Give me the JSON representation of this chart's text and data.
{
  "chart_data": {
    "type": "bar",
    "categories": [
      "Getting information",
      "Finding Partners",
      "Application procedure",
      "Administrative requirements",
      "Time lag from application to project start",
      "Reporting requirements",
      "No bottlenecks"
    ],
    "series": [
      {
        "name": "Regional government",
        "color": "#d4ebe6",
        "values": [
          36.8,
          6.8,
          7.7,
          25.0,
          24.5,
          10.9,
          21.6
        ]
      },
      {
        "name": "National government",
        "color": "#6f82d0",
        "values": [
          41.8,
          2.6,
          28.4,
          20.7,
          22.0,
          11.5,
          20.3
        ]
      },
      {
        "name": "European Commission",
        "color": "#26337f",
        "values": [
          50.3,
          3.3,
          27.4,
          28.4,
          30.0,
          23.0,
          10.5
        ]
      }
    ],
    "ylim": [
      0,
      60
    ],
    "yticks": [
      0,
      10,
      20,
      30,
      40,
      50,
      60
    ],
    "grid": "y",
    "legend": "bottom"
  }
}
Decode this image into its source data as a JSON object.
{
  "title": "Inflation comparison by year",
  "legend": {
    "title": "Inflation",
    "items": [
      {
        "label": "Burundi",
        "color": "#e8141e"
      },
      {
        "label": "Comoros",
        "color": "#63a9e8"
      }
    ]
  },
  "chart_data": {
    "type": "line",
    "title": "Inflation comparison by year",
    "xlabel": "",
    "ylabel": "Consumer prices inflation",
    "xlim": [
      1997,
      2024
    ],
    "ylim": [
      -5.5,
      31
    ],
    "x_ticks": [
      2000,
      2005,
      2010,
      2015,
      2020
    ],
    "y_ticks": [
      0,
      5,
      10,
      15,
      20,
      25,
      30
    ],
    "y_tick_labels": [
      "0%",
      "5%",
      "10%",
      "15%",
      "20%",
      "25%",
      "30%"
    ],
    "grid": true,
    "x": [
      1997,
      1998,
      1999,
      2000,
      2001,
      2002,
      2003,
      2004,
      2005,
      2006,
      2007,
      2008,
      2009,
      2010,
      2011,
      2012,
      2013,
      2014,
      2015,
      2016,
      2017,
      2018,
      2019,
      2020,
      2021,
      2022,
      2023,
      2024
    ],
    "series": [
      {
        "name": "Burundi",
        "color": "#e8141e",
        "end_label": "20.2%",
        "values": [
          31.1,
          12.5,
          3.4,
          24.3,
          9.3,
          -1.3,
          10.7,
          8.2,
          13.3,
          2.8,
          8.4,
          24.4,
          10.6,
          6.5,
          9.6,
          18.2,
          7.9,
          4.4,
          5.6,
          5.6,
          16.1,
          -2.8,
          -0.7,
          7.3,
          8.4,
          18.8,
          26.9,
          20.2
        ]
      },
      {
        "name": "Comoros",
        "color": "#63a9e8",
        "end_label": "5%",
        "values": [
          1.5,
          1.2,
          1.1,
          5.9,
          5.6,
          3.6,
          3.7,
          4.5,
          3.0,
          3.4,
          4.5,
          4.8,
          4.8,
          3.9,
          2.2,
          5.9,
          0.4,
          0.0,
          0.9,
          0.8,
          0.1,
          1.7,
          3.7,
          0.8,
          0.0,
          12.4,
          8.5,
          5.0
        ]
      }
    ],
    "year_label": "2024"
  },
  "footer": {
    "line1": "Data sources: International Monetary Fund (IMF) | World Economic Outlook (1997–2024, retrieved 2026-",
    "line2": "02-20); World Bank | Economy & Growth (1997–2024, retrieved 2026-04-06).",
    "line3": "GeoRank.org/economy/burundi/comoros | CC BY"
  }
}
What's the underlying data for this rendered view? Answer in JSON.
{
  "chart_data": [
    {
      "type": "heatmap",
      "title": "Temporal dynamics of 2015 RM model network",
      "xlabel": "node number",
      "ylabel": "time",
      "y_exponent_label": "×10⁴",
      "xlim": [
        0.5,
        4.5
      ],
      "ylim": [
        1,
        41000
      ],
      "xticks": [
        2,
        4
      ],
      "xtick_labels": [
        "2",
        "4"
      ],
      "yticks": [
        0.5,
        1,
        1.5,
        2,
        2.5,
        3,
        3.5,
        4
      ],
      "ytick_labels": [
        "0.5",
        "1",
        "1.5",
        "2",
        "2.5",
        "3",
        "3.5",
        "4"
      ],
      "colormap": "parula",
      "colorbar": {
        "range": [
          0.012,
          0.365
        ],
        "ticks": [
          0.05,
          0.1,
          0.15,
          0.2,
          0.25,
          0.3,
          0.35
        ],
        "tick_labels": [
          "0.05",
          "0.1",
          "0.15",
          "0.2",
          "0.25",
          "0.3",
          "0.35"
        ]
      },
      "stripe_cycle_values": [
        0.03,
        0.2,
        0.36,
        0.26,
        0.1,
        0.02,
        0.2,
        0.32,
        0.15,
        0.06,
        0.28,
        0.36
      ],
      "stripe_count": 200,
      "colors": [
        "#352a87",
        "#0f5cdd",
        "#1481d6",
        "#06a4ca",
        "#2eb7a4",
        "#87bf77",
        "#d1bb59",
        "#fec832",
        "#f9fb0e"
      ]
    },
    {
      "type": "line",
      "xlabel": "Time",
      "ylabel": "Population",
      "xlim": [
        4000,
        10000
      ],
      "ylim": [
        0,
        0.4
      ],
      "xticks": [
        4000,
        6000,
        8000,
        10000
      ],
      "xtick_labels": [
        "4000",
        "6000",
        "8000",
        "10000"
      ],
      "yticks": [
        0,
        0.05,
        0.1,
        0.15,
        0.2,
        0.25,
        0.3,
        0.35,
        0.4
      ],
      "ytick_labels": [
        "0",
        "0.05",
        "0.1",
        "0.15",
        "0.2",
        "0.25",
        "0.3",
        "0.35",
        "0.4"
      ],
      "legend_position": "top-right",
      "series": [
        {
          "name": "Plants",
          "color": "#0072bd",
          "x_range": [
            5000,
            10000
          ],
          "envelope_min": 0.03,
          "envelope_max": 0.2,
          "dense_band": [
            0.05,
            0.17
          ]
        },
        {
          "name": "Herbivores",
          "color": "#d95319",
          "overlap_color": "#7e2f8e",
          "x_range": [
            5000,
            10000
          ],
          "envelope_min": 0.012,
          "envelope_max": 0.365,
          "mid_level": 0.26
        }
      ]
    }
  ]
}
--
→ **WHAT YOU ARE ASKED TO DO**
In the records above, find each line holding "JSON" and copy it.

→ **WRITTEN RESPONSE**
Give me the JSON representation of this chart's text and data.
Decode this image into its source data as a JSON object.
What's the underlying data for this rendered view? Answer in JSON.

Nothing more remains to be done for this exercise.